**Task to carry out**
Copy out all lines where "background" appears.

........

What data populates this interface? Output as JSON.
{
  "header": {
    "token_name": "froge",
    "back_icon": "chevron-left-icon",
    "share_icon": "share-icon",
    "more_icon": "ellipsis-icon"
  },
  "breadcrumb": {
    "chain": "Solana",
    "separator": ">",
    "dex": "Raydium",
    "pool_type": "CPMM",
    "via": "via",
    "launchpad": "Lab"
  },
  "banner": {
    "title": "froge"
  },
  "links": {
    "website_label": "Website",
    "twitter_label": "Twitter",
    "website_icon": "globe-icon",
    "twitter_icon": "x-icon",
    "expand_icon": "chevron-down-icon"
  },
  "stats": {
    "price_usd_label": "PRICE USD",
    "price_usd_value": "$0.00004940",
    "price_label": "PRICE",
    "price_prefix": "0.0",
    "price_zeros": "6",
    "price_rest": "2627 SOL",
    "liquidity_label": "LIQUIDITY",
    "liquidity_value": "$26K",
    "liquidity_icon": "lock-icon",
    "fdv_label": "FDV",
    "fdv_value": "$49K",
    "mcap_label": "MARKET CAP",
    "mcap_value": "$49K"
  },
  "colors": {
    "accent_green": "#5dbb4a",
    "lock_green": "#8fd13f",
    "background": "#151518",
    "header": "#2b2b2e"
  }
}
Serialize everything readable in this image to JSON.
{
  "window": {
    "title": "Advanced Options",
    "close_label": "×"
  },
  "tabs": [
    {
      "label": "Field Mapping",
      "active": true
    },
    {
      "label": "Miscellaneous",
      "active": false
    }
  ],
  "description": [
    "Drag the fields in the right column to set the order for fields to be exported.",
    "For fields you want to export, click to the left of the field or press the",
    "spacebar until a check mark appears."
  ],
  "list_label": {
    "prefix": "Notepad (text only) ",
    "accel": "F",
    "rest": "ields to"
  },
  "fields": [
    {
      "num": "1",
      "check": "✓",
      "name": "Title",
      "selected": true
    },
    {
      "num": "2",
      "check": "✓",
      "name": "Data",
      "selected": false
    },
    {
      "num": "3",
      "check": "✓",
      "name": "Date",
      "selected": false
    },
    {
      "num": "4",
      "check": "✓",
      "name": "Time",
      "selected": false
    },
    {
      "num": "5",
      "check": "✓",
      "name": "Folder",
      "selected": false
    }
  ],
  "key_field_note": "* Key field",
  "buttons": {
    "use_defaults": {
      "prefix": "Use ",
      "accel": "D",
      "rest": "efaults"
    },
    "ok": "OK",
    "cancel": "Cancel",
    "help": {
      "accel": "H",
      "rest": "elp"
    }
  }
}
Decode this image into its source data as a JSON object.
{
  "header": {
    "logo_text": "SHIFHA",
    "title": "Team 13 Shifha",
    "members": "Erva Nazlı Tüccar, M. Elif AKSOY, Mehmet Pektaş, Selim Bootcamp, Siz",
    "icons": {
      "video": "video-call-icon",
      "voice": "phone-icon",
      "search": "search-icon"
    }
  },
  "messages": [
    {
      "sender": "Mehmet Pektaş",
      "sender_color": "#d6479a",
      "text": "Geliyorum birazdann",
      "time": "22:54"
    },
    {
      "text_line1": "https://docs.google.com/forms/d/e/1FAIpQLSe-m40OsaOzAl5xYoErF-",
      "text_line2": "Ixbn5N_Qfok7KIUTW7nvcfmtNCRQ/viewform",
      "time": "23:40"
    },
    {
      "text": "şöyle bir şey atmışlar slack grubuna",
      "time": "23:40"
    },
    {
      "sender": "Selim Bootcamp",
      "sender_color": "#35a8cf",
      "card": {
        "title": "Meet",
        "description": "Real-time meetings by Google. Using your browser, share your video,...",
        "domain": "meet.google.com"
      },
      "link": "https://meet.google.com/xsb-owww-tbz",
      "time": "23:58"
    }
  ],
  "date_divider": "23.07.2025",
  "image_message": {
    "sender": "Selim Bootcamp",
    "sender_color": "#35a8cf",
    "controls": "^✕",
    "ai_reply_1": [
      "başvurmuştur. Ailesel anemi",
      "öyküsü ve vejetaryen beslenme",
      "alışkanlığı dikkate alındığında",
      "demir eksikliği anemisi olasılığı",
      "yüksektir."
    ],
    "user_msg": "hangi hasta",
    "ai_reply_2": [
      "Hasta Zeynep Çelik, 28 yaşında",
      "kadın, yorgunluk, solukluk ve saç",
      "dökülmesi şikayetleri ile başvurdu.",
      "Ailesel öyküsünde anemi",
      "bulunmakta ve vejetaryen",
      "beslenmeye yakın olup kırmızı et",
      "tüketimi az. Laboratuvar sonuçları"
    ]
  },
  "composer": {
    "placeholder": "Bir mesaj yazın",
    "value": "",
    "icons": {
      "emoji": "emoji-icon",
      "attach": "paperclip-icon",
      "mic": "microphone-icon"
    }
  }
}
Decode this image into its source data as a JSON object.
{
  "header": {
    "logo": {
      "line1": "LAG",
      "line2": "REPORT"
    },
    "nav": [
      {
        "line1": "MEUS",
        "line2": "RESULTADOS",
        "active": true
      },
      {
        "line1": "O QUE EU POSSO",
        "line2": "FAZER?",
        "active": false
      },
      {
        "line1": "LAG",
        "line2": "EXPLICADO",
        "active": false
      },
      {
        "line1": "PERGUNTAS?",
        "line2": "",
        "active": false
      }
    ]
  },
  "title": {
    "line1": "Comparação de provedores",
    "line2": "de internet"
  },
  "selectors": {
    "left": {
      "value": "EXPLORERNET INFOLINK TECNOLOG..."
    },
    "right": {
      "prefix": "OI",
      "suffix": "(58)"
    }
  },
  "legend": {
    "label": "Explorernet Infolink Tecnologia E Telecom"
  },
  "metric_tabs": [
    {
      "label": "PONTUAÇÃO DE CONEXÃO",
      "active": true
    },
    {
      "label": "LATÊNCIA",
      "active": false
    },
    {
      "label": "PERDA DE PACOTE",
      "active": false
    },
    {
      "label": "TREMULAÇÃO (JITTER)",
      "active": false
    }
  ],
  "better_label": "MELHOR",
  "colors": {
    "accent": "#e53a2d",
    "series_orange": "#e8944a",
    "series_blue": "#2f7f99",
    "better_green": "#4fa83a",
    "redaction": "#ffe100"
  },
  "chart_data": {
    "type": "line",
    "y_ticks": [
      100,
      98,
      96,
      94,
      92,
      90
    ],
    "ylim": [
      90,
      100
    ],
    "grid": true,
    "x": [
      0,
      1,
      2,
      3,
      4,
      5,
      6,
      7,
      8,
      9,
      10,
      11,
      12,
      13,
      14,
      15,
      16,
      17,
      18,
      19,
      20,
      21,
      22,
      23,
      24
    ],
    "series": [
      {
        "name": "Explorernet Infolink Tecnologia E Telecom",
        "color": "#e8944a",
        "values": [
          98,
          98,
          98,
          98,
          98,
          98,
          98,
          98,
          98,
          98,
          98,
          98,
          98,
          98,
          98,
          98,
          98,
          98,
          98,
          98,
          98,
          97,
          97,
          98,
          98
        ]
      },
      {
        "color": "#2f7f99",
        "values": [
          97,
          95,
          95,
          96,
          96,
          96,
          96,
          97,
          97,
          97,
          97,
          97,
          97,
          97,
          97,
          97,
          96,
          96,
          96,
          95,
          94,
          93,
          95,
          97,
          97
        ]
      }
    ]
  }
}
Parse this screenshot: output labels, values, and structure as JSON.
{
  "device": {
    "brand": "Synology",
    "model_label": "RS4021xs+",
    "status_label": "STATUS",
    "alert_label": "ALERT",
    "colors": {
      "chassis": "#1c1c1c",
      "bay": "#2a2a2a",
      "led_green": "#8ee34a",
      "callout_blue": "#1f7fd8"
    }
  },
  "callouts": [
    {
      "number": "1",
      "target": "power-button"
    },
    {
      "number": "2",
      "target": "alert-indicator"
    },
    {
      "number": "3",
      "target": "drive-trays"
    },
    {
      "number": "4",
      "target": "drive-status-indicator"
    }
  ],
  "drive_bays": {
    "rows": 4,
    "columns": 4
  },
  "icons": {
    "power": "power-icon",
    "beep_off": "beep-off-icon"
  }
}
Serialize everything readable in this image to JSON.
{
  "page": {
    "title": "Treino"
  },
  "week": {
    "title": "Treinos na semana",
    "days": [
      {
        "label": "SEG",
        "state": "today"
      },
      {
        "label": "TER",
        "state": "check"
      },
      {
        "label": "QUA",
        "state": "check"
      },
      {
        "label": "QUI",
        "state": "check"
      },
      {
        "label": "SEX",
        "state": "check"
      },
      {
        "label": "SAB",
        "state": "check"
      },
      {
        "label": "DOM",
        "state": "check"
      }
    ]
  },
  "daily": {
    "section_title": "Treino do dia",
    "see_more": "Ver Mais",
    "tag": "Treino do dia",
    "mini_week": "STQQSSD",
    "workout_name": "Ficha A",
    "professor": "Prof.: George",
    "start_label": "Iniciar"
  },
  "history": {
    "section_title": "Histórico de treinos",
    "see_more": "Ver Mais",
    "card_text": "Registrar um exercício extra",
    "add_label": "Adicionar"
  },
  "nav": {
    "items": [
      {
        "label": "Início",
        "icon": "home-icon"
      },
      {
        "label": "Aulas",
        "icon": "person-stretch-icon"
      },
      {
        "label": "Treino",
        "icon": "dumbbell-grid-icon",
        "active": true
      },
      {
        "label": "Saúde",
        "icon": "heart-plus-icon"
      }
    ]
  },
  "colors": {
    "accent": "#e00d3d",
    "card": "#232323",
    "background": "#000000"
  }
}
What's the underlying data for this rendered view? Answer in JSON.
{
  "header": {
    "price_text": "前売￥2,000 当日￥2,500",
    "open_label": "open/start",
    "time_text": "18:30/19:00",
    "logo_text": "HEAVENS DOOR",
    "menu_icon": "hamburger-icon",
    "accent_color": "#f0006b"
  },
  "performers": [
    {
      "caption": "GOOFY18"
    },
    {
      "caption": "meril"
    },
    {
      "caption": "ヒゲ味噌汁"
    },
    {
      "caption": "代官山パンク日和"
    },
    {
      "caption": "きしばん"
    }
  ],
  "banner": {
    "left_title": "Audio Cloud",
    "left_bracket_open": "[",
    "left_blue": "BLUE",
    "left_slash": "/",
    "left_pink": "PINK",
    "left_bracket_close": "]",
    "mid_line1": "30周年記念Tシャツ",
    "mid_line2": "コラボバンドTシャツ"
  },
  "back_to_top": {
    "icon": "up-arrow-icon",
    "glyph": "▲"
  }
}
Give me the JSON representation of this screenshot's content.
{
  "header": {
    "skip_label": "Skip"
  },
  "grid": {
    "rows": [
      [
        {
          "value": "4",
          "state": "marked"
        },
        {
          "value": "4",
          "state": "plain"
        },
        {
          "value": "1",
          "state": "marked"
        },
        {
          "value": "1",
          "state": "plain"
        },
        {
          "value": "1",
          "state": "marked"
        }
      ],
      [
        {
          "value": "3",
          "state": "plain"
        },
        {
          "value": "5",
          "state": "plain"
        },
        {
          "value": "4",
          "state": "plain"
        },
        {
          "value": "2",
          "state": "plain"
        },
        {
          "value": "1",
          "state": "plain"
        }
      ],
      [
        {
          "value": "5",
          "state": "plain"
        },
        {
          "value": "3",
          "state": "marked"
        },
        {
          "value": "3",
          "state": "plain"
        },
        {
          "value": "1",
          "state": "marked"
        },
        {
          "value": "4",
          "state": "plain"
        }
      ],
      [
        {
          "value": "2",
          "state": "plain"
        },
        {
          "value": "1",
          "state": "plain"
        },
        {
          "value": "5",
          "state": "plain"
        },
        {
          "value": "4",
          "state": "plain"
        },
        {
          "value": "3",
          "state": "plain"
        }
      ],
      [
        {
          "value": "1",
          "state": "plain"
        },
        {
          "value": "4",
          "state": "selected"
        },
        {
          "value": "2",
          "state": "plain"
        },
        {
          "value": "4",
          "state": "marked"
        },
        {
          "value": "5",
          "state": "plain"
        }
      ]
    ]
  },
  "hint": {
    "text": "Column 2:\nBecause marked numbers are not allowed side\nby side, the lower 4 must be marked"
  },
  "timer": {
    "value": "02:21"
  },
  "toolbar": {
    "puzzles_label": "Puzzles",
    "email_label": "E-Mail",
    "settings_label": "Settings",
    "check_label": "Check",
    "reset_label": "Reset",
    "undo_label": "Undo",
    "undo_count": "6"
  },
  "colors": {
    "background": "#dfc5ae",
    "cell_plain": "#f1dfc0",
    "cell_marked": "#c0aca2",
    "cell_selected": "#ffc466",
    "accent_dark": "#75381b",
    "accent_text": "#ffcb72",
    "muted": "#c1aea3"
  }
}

........

**Solution to this problem**
    "background": "#151518",
    "background": "#000000"
    "background": "#dfc5ae",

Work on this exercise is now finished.